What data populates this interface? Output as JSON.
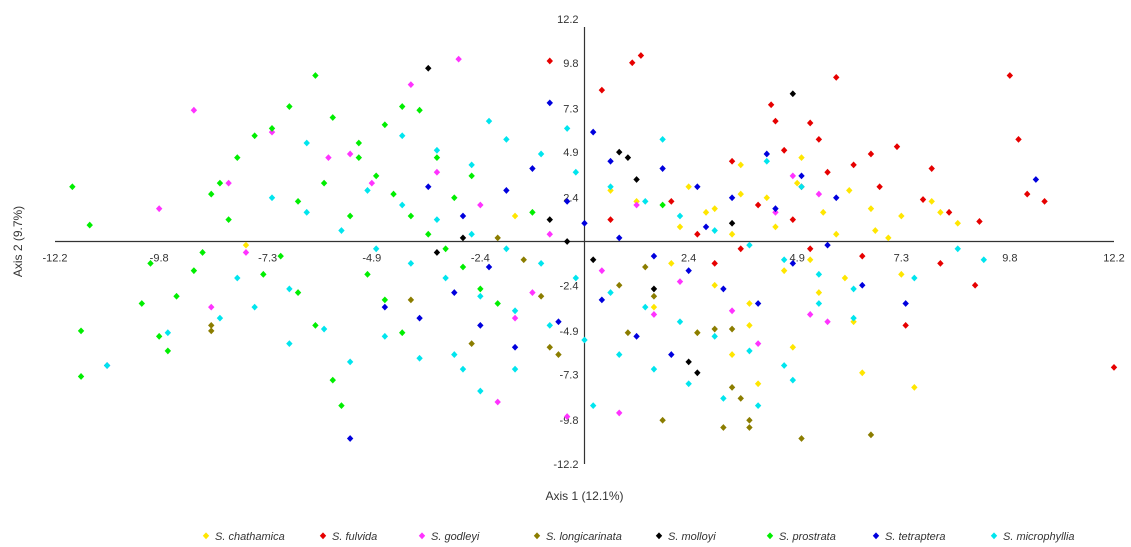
{
  "chart_data": {
    "type": "scatter",
    "xlabel": "Axis 1 (12.1%)",
    "ylabel": "Axis 2 (9.7%)",
    "xlim": [
      -12.2,
      12.2
    ],
    "ylim": [
      -12.2,
      12.2
    ],
    "x_ticks": [
      "-12.2",
      "-9.8",
      "-7.3",
      "-4.9",
      "-2.4",
      "2.4",
      "4.9",
      "7.3",
      "9.8",
      "12.2"
    ],
    "y_ticks": [
      "12.2",
      "9.8",
      "7.3",
      "4.9",
      "2.4",
      "-2.4",
      "-4.9",
      "-7.3",
      "-9.8",
      "-12.2"
    ],
    "grid": false,
    "legend_position": "bottom",
    "series": [
      {
        "name": "S. chathamica",
        "color": "#ffe600",
        "points": [
          [
            1.2,
            2.2
          ],
          [
            2.4,
            3.0
          ],
          [
            3.0,
            1.8
          ],
          [
            3.6,
            4.2
          ],
          [
            4.2,
            2.4
          ],
          [
            4.9,
            3.2
          ],
          [
            5.5,
            1.6
          ],
          [
            6.1,
            2.8
          ],
          [
            6.7,
            0.6
          ],
          [
            7.3,
            1.4
          ],
          [
            8.0,
            2.2
          ],
          [
            8.6,
            1.0
          ],
          [
            2.0,
            -1.2
          ],
          [
            3.0,
            -2.4
          ],
          [
            3.8,
            -3.4
          ],
          [
            4.6,
            -1.6
          ],
          [
            5.4,
            -2.8
          ],
          [
            6.2,
            -4.4
          ],
          [
            7.3,
            -1.8
          ],
          [
            1.6,
            -3.6
          ],
          [
            2.6,
            -5.0
          ],
          [
            3.4,
            -6.2
          ],
          [
            4.0,
            -7.8
          ],
          [
            5.2,
            -1.0
          ],
          [
            6.4,
            -7.2
          ],
          [
            7.6,
            -8.0
          ],
          [
            5.8,
            0.4
          ],
          [
            6.6,
            1.8
          ],
          [
            4.4,
            0.8
          ],
          [
            3.4,
            0.4
          ],
          [
            2.2,
            0.8
          ],
          [
            -7.8,
            -0.2
          ],
          [
            -1.6,
            1.4
          ],
          [
            0.6,
            2.8
          ],
          [
            8.2,
            1.6
          ],
          [
            5.0,
            4.6
          ],
          [
            6.0,
            -2.0
          ],
          [
            3.8,
            -4.6
          ],
          [
            4.8,
            -5.8
          ],
          [
            7.0,
            0.2
          ],
          [
            2.8,
            1.6
          ],
          [
            3.6,
            2.6
          ]
        ]
      },
      {
        "name": "S. fulvida",
        "color": "#e60000",
        "points": [
          [
            -0.8,
            9.9
          ],
          [
            0.4,
            8.3
          ],
          [
            1.3,
            10.2
          ],
          [
            1.1,
            9.8
          ],
          [
            5.8,
            9.0
          ],
          [
            9.8,
            9.1
          ],
          [
            10.0,
            5.6
          ],
          [
            4.3,
            7.5
          ],
          [
            5.2,
            6.5
          ],
          [
            6.2,
            4.2
          ],
          [
            6.8,
            3.0
          ],
          [
            7.2,
            5.2
          ],
          [
            7.8,
            2.3
          ],
          [
            8.4,
            1.6
          ],
          [
            9.1,
            1.1
          ],
          [
            10.2,
            2.6
          ],
          [
            10.6,
            2.2
          ],
          [
            5.0,
            3.0
          ],
          [
            4.0,
            2.0
          ],
          [
            3.4,
            4.4
          ],
          [
            4.6,
            5.0
          ],
          [
            5.6,
            3.8
          ],
          [
            6.4,
            -0.8
          ],
          [
            7.4,
            -4.6
          ],
          [
            9.0,
            -2.4
          ],
          [
            12.2,
            -6.9
          ],
          [
            8.2,
            -1.2
          ],
          [
            4.8,
            1.2
          ],
          [
            3.6,
            -0.4
          ],
          [
            2.6,
            0.4
          ],
          [
            5.2,
            -0.4
          ],
          [
            3.0,
            -1.2
          ],
          [
            6.6,
            4.8
          ],
          [
            8.0,
            4.0
          ],
          [
            2.0,
            2.2
          ],
          [
            0.6,
            1.2
          ],
          [
            4.4,
            6.6
          ],
          [
            5.4,
            5.6
          ]
        ]
      },
      {
        "name": "S. godleyi",
        "color": "#ff33ff",
        "points": [
          [
            -9.0,
            7.2
          ],
          [
            -9.8,
            1.8
          ],
          [
            -8.2,
            3.2
          ],
          [
            -7.2,
            6.0
          ],
          [
            -7.8,
            -0.6
          ],
          [
            -8.6,
            -3.6
          ],
          [
            -5.9,
            4.6
          ],
          [
            -4.9,
            3.2
          ],
          [
            -4.0,
            8.6
          ],
          [
            -2.9,
            10.0
          ],
          [
            -3.4,
            3.8
          ],
          [
            -2.4,
            2.0
          ],
          [
            -1.6,
            -4.2
          ],
          [
            -0.4,
            -9.6
          ],
          [
            -1.2,
            -2.8
          ],
          [
            -2.0,
            -8.8
          ],
          [
            0.8,
            -9.4
          ],
          [
            1.6,
            -4.0
          ],
          [
            2.2,
            -2.2
          ],
          [
            3.4,
            -3.8
          ],
          [
            4.0,
            -5.6
          ],
          [
            5.2,
            -4.0
          ],
          [
            5.6,
            -4.4
          ],
          [
            4.4,
            1.6
          ],
          [
            4.8,
            3.6
          ],
          [
            5.4,
            2.6
          ],
          [
            0.4,
            -1.6
          ],
          [
            -0.8,
            0.4
          ],
          [
            1.2,
            2.0
          ],
          [
            -5.4,
            4.8
          ]
        ]
      },
      {
        "name": "S. longicarinata",
        "color": "#8b7d00",
        "points": [
          [
            -8.6,
            -4.6
          ],
          [
            -8.6,
            -4.9
          ],
          [
            -4.0,
            -3.2
          ],
          [
            -2.0,
            0.2
          ],
          [
            -1.4,
            -1.0
          ],
          [
            -1.0,
            -3.0
          ],
          [
            -0.8,
            -5.8
          ],
          [
            -0.6,
            -6.2
          ],
          [
            1.0,
            -5.0
          ],
          [
            1.6,
            -3.0
          ],
          [
            2.6,
            -5.0
          ],
          [
            3.0,
            -4.8
          ],
          [
            3.4,
            -4.8
          ],
          [
            3.4,
            -8.0
          ],
          [
            3.6,
            -8.6
          ],
          [
            3.8,
            -10.2
          ],
          [
            3.8,
            -9.8
          ],
          [
            3.2,
            -10.2
          ],
          [
            1.8,
            -9.8
          ],
          [
            5.0,
            -10.8
          ],
          [
            6.6,
            -10.6
          ],
          [
            -2.6,
            -5.6
          ],
          [
            0.8,
            -2.4
          ],
          [
            1.4,
            -1.4
          ]
        ]
      },
      {
        "name": "S. molloyi",
        "color": "#000000",
        "points": [
          [
            -3.6,
            9.5
          ],
          [
            4.8,
            8.1
          ],
          [
            0.8,
            4.9
          ],
          [
            1.0,
            4.6
          ],
          [
            1.2,
            3.4
          ],
          [
            -2.8,
            0.2
          ],
          [
            -0.8,
            1.2
          ],
          [
            -0.4,
            0.0
          ],
          [
            1.6,
            -2.6
          ],
          [
            2.4,
            -6.6
          ],
          [
            2.6,
            -7.2
          ],
          [
            3.4,
            1.0
          ],
          [
            -3.4,
            -0.6
          ],
          [
            0.2,
            -1.0
          ]
        ]
      },
      {
        "name": "S. prostrata",
        "color": "#00ee00",
        "points": [
          [
            -11.8,
            3.0
          ],
          [
            -11.4,
            0.9
          ],
          [
            -11.6,
            -4.9
          ],
          [
            -11.6,
            -7.4
          ],
          [
            -10.0,
            -1.2
          ],
          [
            -10.2,
            -3.4
          ],
          [
            -9.4,
            -3.0
          ],
          [
            -9.8,
            -5.2
          ],
          [
            -9.6,
            -6.0
          ],
          [
            -8.8,
            -0.6
          ],
          [
            -8.4,
            3.2
          ],
          [
            -8.0,
            4.6
          ],
          [
            -7.6,
            5.8
          ],
          [
            -7.2,
            6.2
          ],
          [
            -6.8,
            7.4
          ],
          [
            -6.2,
            9.1
          ],
          [
            -5.8,
            6.8
          ],
          [
            -5.2,
            4.6
          ],
          [
            -4.8,
            3.6
          ],
          [
            -4.4,
            2.6
          ],
          [
            -4.0,
            1.4
          ],
          [
            -3.6,
            0.4
          ],
          [
            -3.2,
            -0.4
          ],
          [
            -2.8,
            -1.4
          ],
          [
            -2.4,
            -2.6
          ],
          [
            -2.0,
            -3.4
          ],
          [
            -6.6,
            2.2
          ],
          [
            -7.0,
            -0.8
          ],
          [
            -6.6,
            -2.8
          ],
          [
            -6.2,
            -4.6
          ],
          [
            -5.8,
            -7.6
          ],
          [
            -5.6,
            -9.0
          ],
          [
            -5.2,
            5.4
          ],
          [
            -4.6,
            6.4
          ],
          [
            -4.2,
            7.4
          ],
          [
            -3.8,
            7.2
          ],
          [
            -8.6,
            2.6
          ],
          [
            -8.2,
            1.2
          ],
          [
            -7.4,
            -1.8
          ],
          [
            -5.0,
            -1.8
          ],
          [
            -4.6,
            -3.2
          ],
          [
            -4.2,
            -5.0
          ],
          [
            -3.0,
            2.4
          ],
          [
            -2.6,
            3.6
          ],
          [
            -6.0,
            3.2
          ],
          [
            -5.4,
            1.4
          ],
          [
            -3.4,
            4.6
          ],
          [
            -1.2,
            1.6
          ],
          [
            1.8,
            2.0
          ],
          [
            -9.0,
            -1.6
          ]
        ]
      },
      {
        "name": "S. tetraptera",
        "color": "#0000dd",
        "points": [
          [
            -11.0,
            -6.8
          ],
          [
            -5.4,
            -10.8
          ],
          [
            -0.8,
            7.6
          ],
          [
            0.2,
            6.0
          ],
          [
            0.6,
            4.4
          ],
          [
            1.8,
            4.0
          ],
          [
            2.6,
            3.0
          ],
          [
            3.4,
            2.4
          ],
          [
            4.4,
            1.8
          ],
          [
            5.0,
            3.6
          ],
          [
            5.8,
            2.4
          ],
          [
            6.4,
            -2.4
          ],
          [
            7.4,
            -3.4
          ],
          [
            10.4,
            3.4
          ],
          [
            -1.8,
            2.8
          ],
          [
            -1.2,
            4.0
          ],
          [
            -0.4,
            2.2
          ],
          [
            0.0,
            1.0
          ],
          [
            0.8,
            0.2
          ],
          [
            1.6,
            -0.8
          ],
          [
            2.4,
            -1.6
          ],
          [
            3.2,
            -2.6
          ],
          [
            4.0,
            -3.4
          ],
          [
            4.8,
            -1.2
          ],
          [
            5.6,
            -0.2
          ],
          [
            -2.2,
            -1.4
          ],
          [
            -3.0,
            -2.8
          ],
          [
            -3.8,
            -4.2
          ],
          [
            -4.6,
            -3.6
          ],
          [
            -2.4,
            -4.6
          ],
          [
            -1.6,
            -5.8
          ],
          [
            -0.6,
            -4.4
          ],
          [
            0.4,
            -3.2
          ],
          [
            1.2,
            -5.2
          ],
          [
            2.0,
            -6.2
          ],
          [
            -2.8,
            1.4
          ],
          [
            -3.6,
            3.0
          ],
          [
            2.8,
            0.8
          ],
          [
            4.2,
            4.8
          ]
        ]
      },
      {
        "name": "S. microphyllia",
        "color": "#00e5ee",
        "points": [
          [
            -11.0,
            -6.8
          ],
          [
            -9.6,
            -5.0
          ],
          [
            -8.4,
            -4.2
          ],
          [
            -7.6,
            -3.6
          ],
          [
            -6.8,
            -5.6
          ],
          [
            -6.0,
            -4.8
          ],
          [
            -5.4,
            -6.6
          ],
          [
            -4.6,
            -5.2
          ],
          [
            -3.8,
            -6.4
          ],
          [
            -3.0,
            -6.2
          ],
          [
            -2.4,
            -8.2
          ],
          [
            -1.6,
            -7.0
          ],
          [
            -7.2,
            2.4
          ],
          [
            -6.4,
            1.6
          ],
          [
            -5.6,
            0.6
          ],
          [
            -4.8,
            -0.4
          ],
          [
            -4.0,
            -1.2
          ],
          [
            -3.2,
            -2.0
          ],
          [
            -2.4,
            -3.0
          ],
          [
            -1.6,
            -3.8
          ],
          [
            -0.8,
            -4.6
          ],
          [
            0.0,
            -5.4
          ],
          [
            0.8,
            -6.2
          ],
          [
            1.6,
            -7.0
          ],
          [
            2.4,
            -7.8
          ],
          [
            3.2,
            -8.6
          ],
          [
            4.0,
            -9.0
          ],
          [
            4.8,
            -7.6
          ],
          [
            -4.2,
            5.8
          ],
          [
            -3.4,
            5.0
          ],
          [
            -2.6,
            4.2
          ],
          [
            -1.8,
            5.6
          ],
          [
            -1.0,
            4.8
          ],
          [
            -0.2,
            3.8
          ],
          [
            0.6,
            3.0
          ],
          [
            1.4,
            2.2
          ],
          [
            2.2,
            1.4
          ],
          [
            3.0,
            0.6
          ],
          [
            3.8,
            -0.2
          ],
          [
            4.6,
            -1.0
          ],
          [
            5.4,
            -1.8
          ],
          [
            6.2,
            -2.6
          ],
          [
            -5.0,
            2.8
          ],
          [
            -4.2,
            2.0
          ],
          [
            -3.4,
            1.2
          ],
          [
            -2.6,
            0.4
          ],
          [
            -1.8,
            -0.4
          ],
          [
            -1.0,
            -1.2
          ],
          [
            -0.2,
            -2.0
          ],
          [
            0.6,
            -2.8
          ],
          [
            1.4,
            -3.6
          ],
          [
            2.2,
            -4.4
          ],
          [
            3.0,
            -5.2
          ],
          [
            3.8,
            -6.0
          ],
          [
            4.6,
            -6.8
          ],
          [
            5.4,
            -3.4
          ],
          [
            6.2,
            -4.2
          ],
          [
            7.6,
            -2.0
          ],
          [
            8.6,
            -0.4
          ],
          [
            9.2,
            -1.0
          ],
          [
            4.2,
            4.4
          ],
          [
            5.0,
            3.0
          ],
          [
            1.8,
            5.6
          ],
          [
            -0.4,
            6.2
          ],
          [
            -2.2,
            6.6
          ],
          [
            0.2,
            -9.0
          ],
          [
            -2.8,
            -7.0
          ],
          [
            -6.4,
            5.4
          ],
          [
            -6.8,
            -2.6
          ],
          [
            -8.0,
            -2.0
          ]
        ]
      }
    ]
  }
}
* * * *
#### SET PROBLEM
Above are the records. Copy every line in them holding "color".

#### WRITTEN RESPONSE
        "color": "#ffe600",
        "color": "#e60000",
        "color": "#ff33ff",
        "color": "#8b7d00",
        "color": "#000000",
        "color": "#00ee00",
        "color": "#0000dd",
        "color": "#00e5ee",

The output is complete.